===== DATA LISTING

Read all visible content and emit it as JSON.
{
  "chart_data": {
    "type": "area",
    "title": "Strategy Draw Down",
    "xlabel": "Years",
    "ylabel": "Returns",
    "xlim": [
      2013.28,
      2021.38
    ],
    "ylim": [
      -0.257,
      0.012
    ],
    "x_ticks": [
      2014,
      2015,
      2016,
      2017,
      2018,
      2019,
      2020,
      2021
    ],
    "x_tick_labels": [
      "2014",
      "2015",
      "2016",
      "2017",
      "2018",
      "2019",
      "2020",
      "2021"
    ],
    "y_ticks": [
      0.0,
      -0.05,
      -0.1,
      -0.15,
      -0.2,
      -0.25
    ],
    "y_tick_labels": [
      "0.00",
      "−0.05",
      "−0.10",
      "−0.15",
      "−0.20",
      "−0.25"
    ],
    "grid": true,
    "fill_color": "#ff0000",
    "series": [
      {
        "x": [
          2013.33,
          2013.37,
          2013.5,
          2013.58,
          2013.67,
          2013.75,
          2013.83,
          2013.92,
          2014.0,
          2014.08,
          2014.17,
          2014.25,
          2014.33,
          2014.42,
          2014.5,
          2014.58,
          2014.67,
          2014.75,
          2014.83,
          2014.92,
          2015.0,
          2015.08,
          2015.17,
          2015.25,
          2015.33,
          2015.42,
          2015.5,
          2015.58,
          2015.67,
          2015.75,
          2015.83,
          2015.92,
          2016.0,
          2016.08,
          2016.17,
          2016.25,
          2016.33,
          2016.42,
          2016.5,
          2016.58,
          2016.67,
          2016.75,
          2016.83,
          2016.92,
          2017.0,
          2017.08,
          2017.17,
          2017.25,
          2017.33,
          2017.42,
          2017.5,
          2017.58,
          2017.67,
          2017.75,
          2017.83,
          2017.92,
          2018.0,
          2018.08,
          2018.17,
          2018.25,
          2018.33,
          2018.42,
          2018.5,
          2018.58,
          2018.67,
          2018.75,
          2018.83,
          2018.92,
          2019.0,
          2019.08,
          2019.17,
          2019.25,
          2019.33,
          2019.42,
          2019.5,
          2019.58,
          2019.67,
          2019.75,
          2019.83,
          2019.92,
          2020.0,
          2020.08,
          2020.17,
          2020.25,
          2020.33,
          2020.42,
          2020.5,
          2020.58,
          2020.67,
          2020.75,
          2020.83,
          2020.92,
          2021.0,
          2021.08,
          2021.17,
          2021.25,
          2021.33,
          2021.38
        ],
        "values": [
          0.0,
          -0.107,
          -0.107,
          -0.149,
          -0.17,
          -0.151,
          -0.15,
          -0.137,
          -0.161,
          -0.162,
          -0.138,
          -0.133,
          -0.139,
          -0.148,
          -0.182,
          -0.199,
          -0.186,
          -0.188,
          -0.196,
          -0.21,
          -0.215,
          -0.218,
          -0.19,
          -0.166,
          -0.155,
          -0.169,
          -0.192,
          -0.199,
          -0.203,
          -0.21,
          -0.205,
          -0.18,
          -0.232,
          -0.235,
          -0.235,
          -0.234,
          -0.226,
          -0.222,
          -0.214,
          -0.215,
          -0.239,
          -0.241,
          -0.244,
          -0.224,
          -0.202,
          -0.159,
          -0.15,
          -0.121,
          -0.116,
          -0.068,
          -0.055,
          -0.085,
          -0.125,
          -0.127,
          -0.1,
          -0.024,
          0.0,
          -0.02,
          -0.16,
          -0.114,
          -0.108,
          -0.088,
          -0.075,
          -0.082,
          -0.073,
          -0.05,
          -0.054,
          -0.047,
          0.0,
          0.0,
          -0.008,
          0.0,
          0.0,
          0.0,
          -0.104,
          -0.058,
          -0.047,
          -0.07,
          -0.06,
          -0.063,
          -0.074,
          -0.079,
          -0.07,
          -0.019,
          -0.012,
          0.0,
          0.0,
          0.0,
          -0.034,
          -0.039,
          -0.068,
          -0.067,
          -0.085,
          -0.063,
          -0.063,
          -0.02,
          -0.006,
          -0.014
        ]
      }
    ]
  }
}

==========

- PROBLEM TO WORK ON
Every record above should be copied exactly.

- CORRECT RESPONSE
Read all visible content and emit it as JSON.
{
  "chart_data": {
    "type": "area",
    "title": "Strategy Draw Down",
    "xlabel": "Years",
    "ylabel": "Returns",
    "xlim": [
      2013.28,
      2021.38
    ],
    "ylim": [
      -0.257,
      0.012
    ],
    "x_ticks": [
      2014,
      2015,
      2016,
      2017,
      2018,
      2019,
      2020,
      2021
    ],
    "x_tick_labels": [
      "2014",
      "2015",
      "2016",
      "2017",
      "2018",
      "2019",
      "2020",
      "2021"
    ],
    "y_ticks": [
      0.0,
      -0.05,
      -0.1,
      -0.15,
      -0.2,
      -0.25
    ],
    "y_tick_labels": [
      "0.00",
      "−0.05",
      "−0.10",
      "−0.15",
      "−0.20",
      "−0.25"
    ],
    "grid": true,
    "fill_color": "#ff0000",
    "series": [
      {
        "x": [
          2013.33,
          2013.37,
          2013.5,
          2013.58,
          2013.67,
          2013.75,
          2013.83,
          2013.92,
          2014.0,
          2014.08,
          2014.17,
          2014.25,
          2014.33,
          2014.42,
          2014.5,
          2014.58,
          2014.67,
          2014.75,
          2014.83,
          2014.92,
          2015.0,
          2015.08,
          2015.17,
          2015.25,
          2015.33,
          2015.42,
          2015.5,
          2015.58,
          2015.67,
          2015.75,
          2015.83,
          2015.92,
          2016.0,
          2016.08,
          2016.17,
          2016.25,
          2016.33,
          2016.42,
          2016.5,
          2016.58,
          2016.67,
          2016.75,
          2016.83,
          2016.92,
          2017.0,
          2017.08,
          2017.17,
          2017.25,
          2017.33,
          2017.42,
          2017.5,
          2017.58,
          2017.67,
          2017.75,
          2017.83,
          2017.92,
          2018.0,
          2018.08,
          2018.17,
          2018.25,
          2018.33,
          2018.42,
          2018.5,
          2018.58,
          2018.67,
          2018.75,
          2018.83,
          2018.92,
          2019.0,
          2019.08,
          2019.17,
          2019.25,
          2019.33,
          2019.42,
          2019.5,
          2019.58,
          2019.67,
          2019.75,
          2019.83,
          2019.92,
          2020.0,
          2020.08,
          2020.17,
          2020.25,
          2020.33,
          2020.42,
          2020.5,
          2020.58,
          2020.67,
          2020.75,
          2020.83,
          2020.92,
          2021.0,
          2021.08,
          2021.17,
          2021.25,
          2021.33,
          2021.38
        ],
        "values": [
          0.0,
          -0.107,
          -0.107,
          -0.149,
          -0.17,
          -0.151,
          -0.15,
          -0.137,
          -0.161,
          -0.162,
          -0.138,
          -0.133,
          -0.139,
          -0.148,
          -0.182,
          -0.199,
          -0.186,
          -0.188,
          -0.196,
          -0.21,
          -0.215,
          -0.218,
          -0.19,
          -0.166,
          -0.155,
          -0.169,
          -0.192,
          -0.199,
          -0.203,
          -0.21,
          -0.205,
          -0.18,
          -0.232,
          -0.235,
          -0.235,
          -0.234,
          -0.226,
          -0.222,
          -0.214,
          -0.215,
          -0.239,
          -0.241,
          -0.244,
          -0.224,
          -0.202,
          -0.159,
          -0.15,
          -0.121,
          -0.116,
          -0.068,
          -0.055,
          -0.085,
          -0.125,
          -0.127,
          -0.1,
          -0.024,
          0.0,
          -0.02,
          -0.16,
          -0.114,
          -0.108,
          -0.088,
          -0.075,
          -0.082,
          -0.073,
          -0.05,
          -0.054,
          -0.047,
          0.0,
          0.0,
          -0.008,
          0.0,
          0.0,
          0.0,
          -0.104,
          -0.058,
          -0.047,
          -0.07,
          -0.06,
          -0.063,
          -0.074,
          -0.079,
          -0.07,
          -0.019,
          -0.012,
          0.0,
          0.0,
          0.0,
          -0.034,
          -0.039,
          -0.068,
          -0.067,
          -0.085,
          -0.063,
          -0.063,
          -0.02,
          -0.006,
          -0.014
        ]
      }
    ]
  }
}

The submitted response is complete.